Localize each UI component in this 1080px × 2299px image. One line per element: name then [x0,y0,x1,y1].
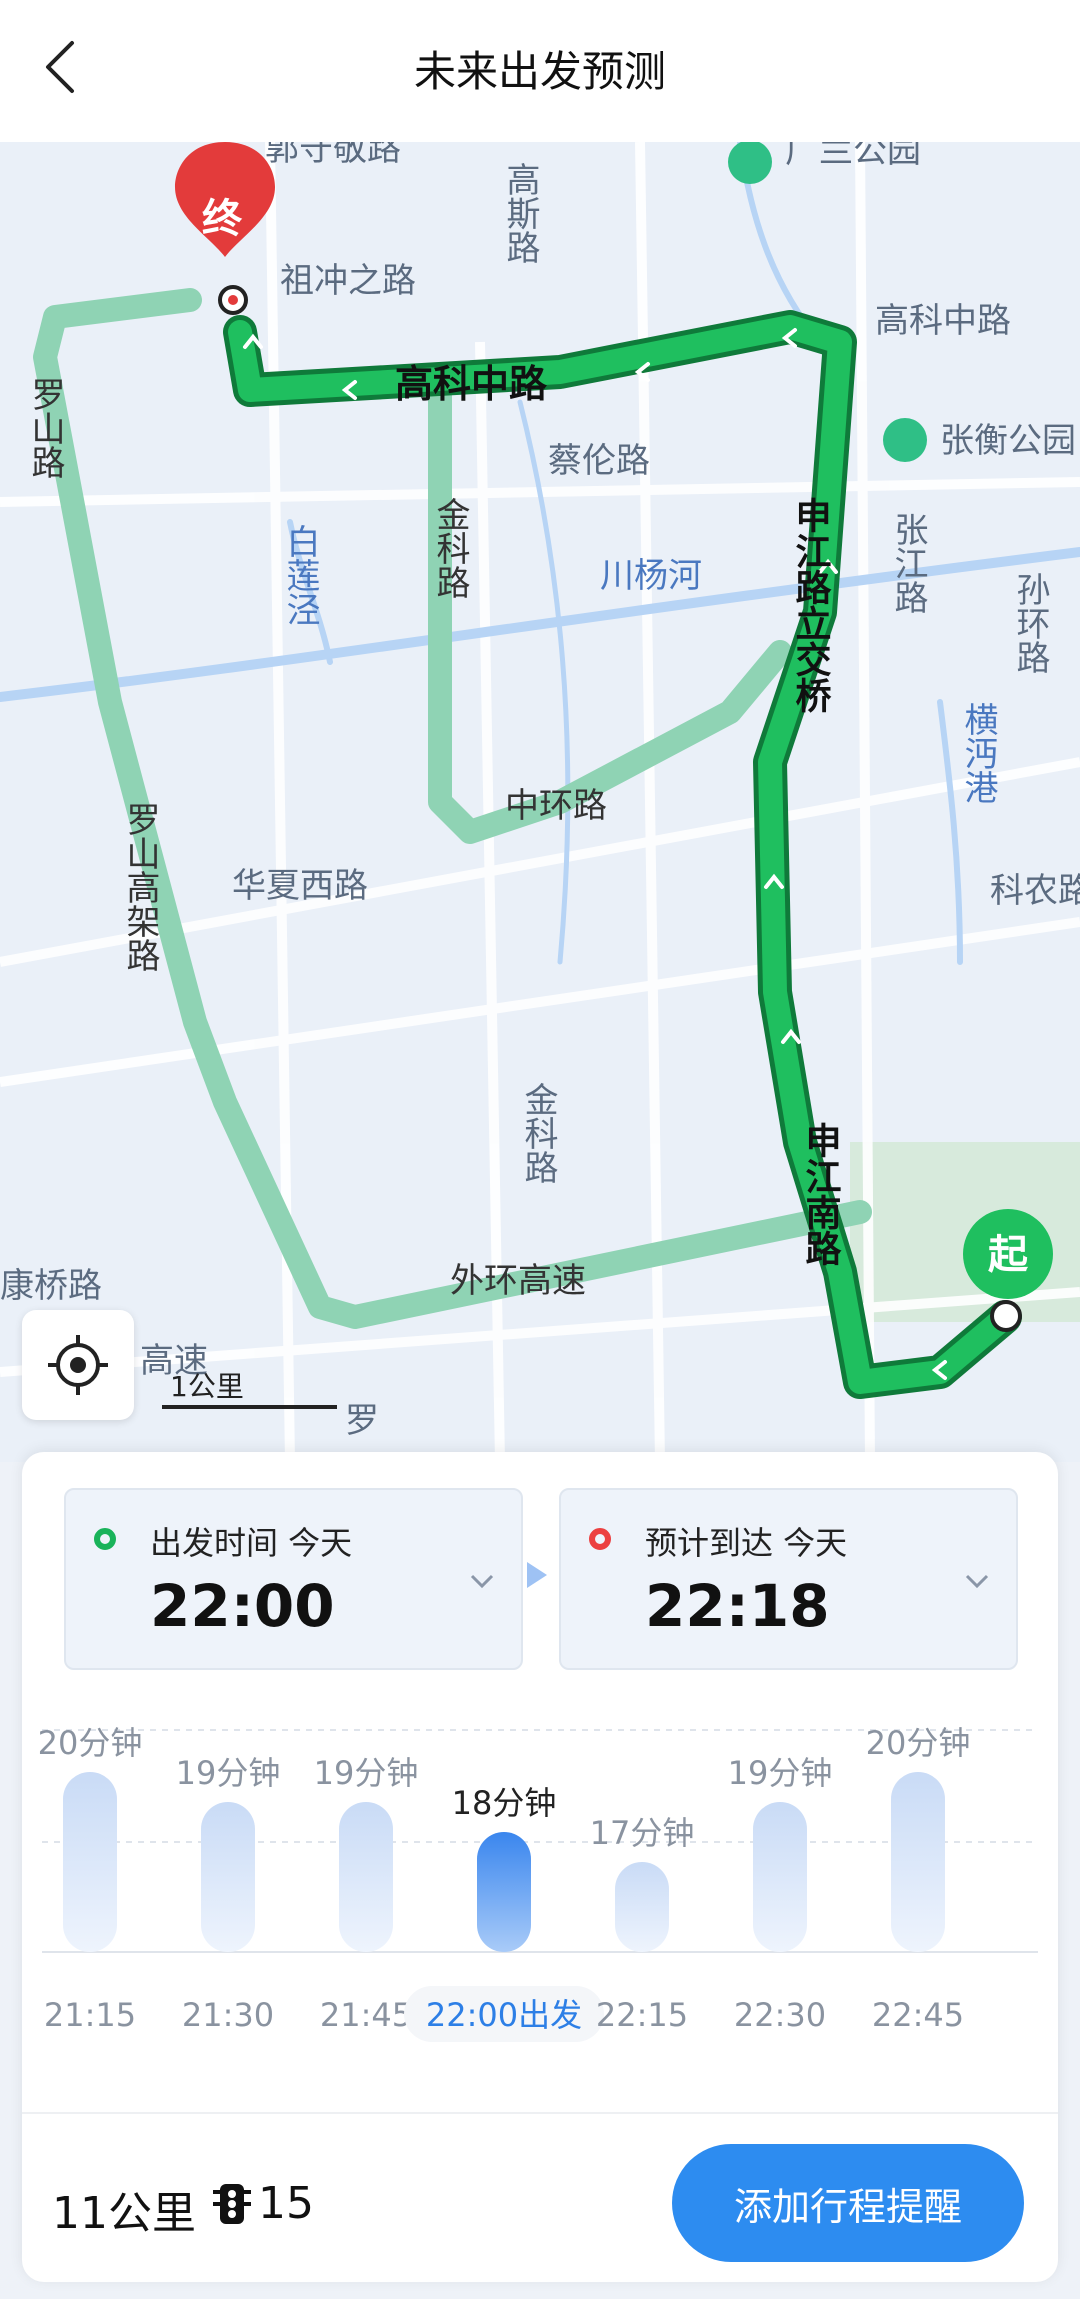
scale-label: 1公里 [170,1370,244,1403]
time-tick-label[interactable]: 21:45 [320,1996,412,2034]
road-label: 罗山路 [25,377,65,479]
end-marker[interactable]: 终 [175,142,275,315]
road-label: 罗山高架路 [120,802,160,972]
time-tick-label[interactable]: 22:15 [596,1996,688,2034]
time-tick-label[interactable]: 22:00出发 [426,1996,582,2034]
road-label: 张衡公园 [940,421,1076,461]
road-label: 外环高速 [450,1261,586,1301]
top-bar: 未来出发预测 [0,0,1080,142]
depart-time: 22:00 [150,1572,335,1640]
depart-dot-icon [94,1528,116,1550]
road-label: 罗 [345,1401,379,1441]
route-distance: 11公里 [52,2188,196,2239]
arrow-right-icon [527,1562,547,1588]
arrive-time-selector[interactable]: 预计到达 今天 22:18 [559,1488,1018,1670]
divider [22,2112,1058,2114]
arrive-time: 22:18 [645,1572,830,1640]
duration-bar[interactable] [201,1802,255,1952]
road-label: 张江路 [888,512,928,614]
duration-value-label: 20分钟 [38,1724,143,1762]
duration-bar[interactable] [477,1832,531,1952]
add-trip-reminder-button[interactable]: 添加行程提醒 [672,2144,1024,2262]
route-map[interactable]: 郭守敬路 高斯路 广兰公园 祖冲之路 高科中路 高科中路 张衡公园 蔡伦路 罗山… [0,142,1080,1462]
end-marker-label: 终 [202,196,243,242]
road-label: 高科中路 [875,301,1011,341]
traffic-lights: 15 [212,2178,314,2229]
time-tick-label[interactable]: 22:45 [872,1996,964,2034]
road-label: 康桥路 [0,1266,102,1306]
road-label: 横沔港 [958,702,998,804]
road-label: 郭守敬路 [265,142,401,169]
road-label: 蔡伦路 [548,441,650,481]
park-icon [728,142,772,184]
road-label: 金科路 [518,1082,558,1184]
time-tick-label[interactable]: 21:30 [182,1996,274,2034]
duration-value-label: 18分钟 [452,1784,557,1822]
prediction-panel: 出发时间 今天 22:00 预计到达 今天 22:18 20分钟 21:15 1… [22,1452,1058,2282]
duration-chart-svg: 20分钟 21:15 19分钟 21:30 19分钟 21:45 18分钟 22:00出发 17… [38,1724,1038,2042]
depart-label: 出发时间 今天 [150,1524,353,1562]
road-label: 金科路 [430,497,470,599]
duration-bar[interactable] [339,1802,393,1952]
road-label: 高斯路 [500,162,540,264]
duration-bar[interactable] [753,1802,807,1952]
map-canvas: 郭守敬路 高斯路 广兰公园 祖冲之路 高科中路 高科中路 张衡公园 蔡伦路 罗山… [0,142,1080,1462]
road-label: 白莲泾 [280,524,320,626]
road-label: 高科中路 [395,362,548,406]
map-scale: 1公里 [162,1365,337,1413]
time-tick-label[interactable]: 22:30 [734,1996,826,2034]
road-label: 祖冲之路 [280,261,416,301]
traffic-light-count: 15 [258,2178,314,2229]
road-label: 孙环路 [1010,572,1050,674]
time-tick-label[interactable]: 21:15 [44,1996,136,2034]
duration-bar[interactable] [615,1862,669,1952]
duration-value-label: 19分钟 [176,1754,281,1792]
road-label: 川杨河 [600,556,702,596]
duration-value-label: 20分钟 [866,1724,971,1762]
park-icon [883,418,927,462]
road-label: 申江路立交桥 [790,497,832,713]
scale-bar [162,1405,337,1409]
road-label: 申江南路 [800,1122,842,1266]
start-marker-label: 起 [988,1232,1029,1278]
duration-bar[interactable] [891,1772,945,1952]
locate-button[interactable] [22,1310,134,1420]
duration-value-label: 19分钟 [314,1754,419,1792]
chevron-down-icon [965,1574,989,1589]
arrive-label: 预计到达 今天 [645,1524,848,1562]
depart-time-selector[interactable]: 出发时间 今天 22:00 [64,1488,523,1670]
traffic-light-icon [213,2183,251,2224]
duration-value-label: 19分钟 [728,1754,833,1792]
duration-bar[interactable] [63,1772,117,1952]
crosshair-icon [48,1335,108,1395]
duration-chart[interactable]: 20分钟 21:15 19分钟 21:30 19分钟 21:45 18分钟 22:00出发 17… [22,1702,1058,2082]
arrive-dot-icon [589,1528,611,1550]
chevron-down-icon [470,1574,494,1589]
road-label: 广兰公园 [785,142,921,171]
road-label: 科农路 [990,871,1080,911]
road-label: 华夏西路 [232,866,368,906]
road-label: 中环路 [505,786,607,826]
duration-value-label: 17分钟 [590,1814,695,1852]
page-title: 未来出发预测 [413,47,666,96]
-*-*-
## STATED PROBLEM
Rewrite the items above with every instance of "road-label" replaced by "street-label", leaving everything else unchanged. Leave the picture out of your answer.

## RESULT OF THE EXERCISE
Localize each UI component in this 1080px × 2299px image. One line per element: name then [x0,y0,x1,y1].
scale-label: 1公里 [170,1370,244,1403]
time-tick-label[interactable]: 21:45 [320,1996,412,2034]
street-label: 罗山路 [25,377,65,479]
end-marker[interactable]: 终 [175,142,275,315]
street-label: 罗山高架路 [120,802,160,972]
time-tick-label[interactable]: 22:15 [596,1996,688,2034]
time-tick-label[interactable]: 22:00出发 [426,1996,582,2034]
street-label: 张衡公园 [940,421,1076,461]
street-label: 外环高速 [450,1261,586,1301]
top-bar: 未来出发预测 [0,0,1080,142]
depart-time: 22:00 [150,1572,335,1640]
depart-dot-icon [94,1528,116,1550]
street-label: 罗 [345,1401,379,1441]
route-distance: 11公里 [52,2188,196,2239]
arrow-right-icon [527,1562,547,1588]
arrive-time-selector[interactable]: 预计到达 今天 22:18 [559,1488,1018,1670]
divider [22,2112,1058,2114]
arrive-time: 22:18 [645,1572,830,1640]
duration-bar[interactable] [201,1802,255,1952]
street-label: 张江路 [888,512,928,614]
duration-value-label: 20分钟 [38,1724,143,1762]
duration-bar[interactable] [477,1832,531,1952]
add-trip-reminder-button[interactable]: 添加行程提醒 [672,2144,1024,2262]
route-map[interactable]: 郭守敬路 高斯路 广兰公园 祖冲之路 高科中路 高科中路 张衡公园 蔡伦路 罗山… [0,142,1080,1462]
end-marker-label: 终 [202,196,243,242]
street-label: 高科中路 [875,301,1011,341]
traffic-lights: 15 [212,2178,314,2229]
time-tick-label[interactable]: 22:45 [872,1996,964,2034]
street-label: 康桥路 [0,1266,102,1306]
street-label: 横沔港 [958,702,998,804]
street-label: 郭守敬路 [265,142,401,169]
street-label: 蔡伦路 [548,441,650,481]
park-icon [728,142,772,184]
street-label: 金科路 [518,1082,558,1184]
time-tick-label[interactable]: 21:30 [182,1996,274,2034]
duration-value-label: 18分钟 [452,1784,557,1822]
prediction-panel: 出发时间 今天 22:00 预计到达 今天 22:18 20分钟 21:15 1… [22,1452,1058,2282]
duration-chart-svg: 20分钟 21:15 19分钟 21:30 19分钟 21:45 18分钟 22:00出发 17… [38,1724,1038,2042]
depart-label: 出发时间 今天 [150,1524,353,1562]
street-label: 金科路 [430,497,470,599]
duration-bar[interactable] [339,1802,393,1952]
street-label: 高斯路 [500,162,540,264]
duration-bar[interactable] [753,1802,807,1952]
map-canvas: 郭守敬路 高斯路 广兰公园 祖冲之路 高科中路 高科中路 张衡公园 蔡伦路 罗山… [0,142,1080,1462]
street-label: 白莲泾 [280,524,320,626]
street-label: 高科中路 [395,362,548,406]
map-scale: 1公里 [162,1365,337,1413]
time-tick-label[interactable]: 22:30 [734,1996,826,2034]
street-label: 祖冲之路 [280,261,416,301]
traffic-light-count: 15 [258,2178,314,2229]
street-label: 孙环路 [1010,572,1050,674]
time-tick-label[interactable]: 21:15 [44,1996,136,2034]
duration-bar[interactable] [615,1862,669,1952]
duration-value-label: 19分钟 [176,1754,281,1792]
street-label: 川杨河 [600,556,702,596]
duration-value-label: 20分钟 [866,1724,971,1762]
park-icon [883,418,927,462]
street-label: 申江路立交桥 [790,497,832,713]
scale-bar [162,1405,337,1409]
street-label: 申江南路 [800,1122,842,1266]
start-marker-label: 起 [988,1232,1029,1278]
duration-bar[interactable] [891,1772,945,1952]
locate-button[interactable] [22,1310,134,1420]
duration-value-label: 19分钟 [314,1754,419,1792]
chevron-down-icon [965,1574,989,1589]
arrive-label: 预计到达 今天 [645,1524,848,1562]
depart-time-selector[interactable]: 出发时间 今天 22:00 [64,1488,523,1670]
traffic-light-icon [213,2183,251,2224]
duration-value-label: 19分钟 [728,1754,833,1792]
duration-bar[interactable] [63,1772,117,1952]
crosshair-icon [48,1335,108,1395]
duration-chart[interactable]: 20分钟 21:15 19分钟 21:30 19分钟 21:45 18分钟 22:00出发 17… [22,1702,1058,2082]
arrive-dot-icon [589,1528,611,1550]
chevron-down-icon [470,1574,494,1589]
street-label: 广兰公园 [785,142,921,171]
street-label: 科农路 [990,871,1080,911]
street-label: 华夏西路 [232,866,368,906]
street-label: 中环路 [505,786,607,826]
duration-value-label: 17分钟 [590,1814,695,1852]
page-title: 未来出发预测 [413,47,666,96]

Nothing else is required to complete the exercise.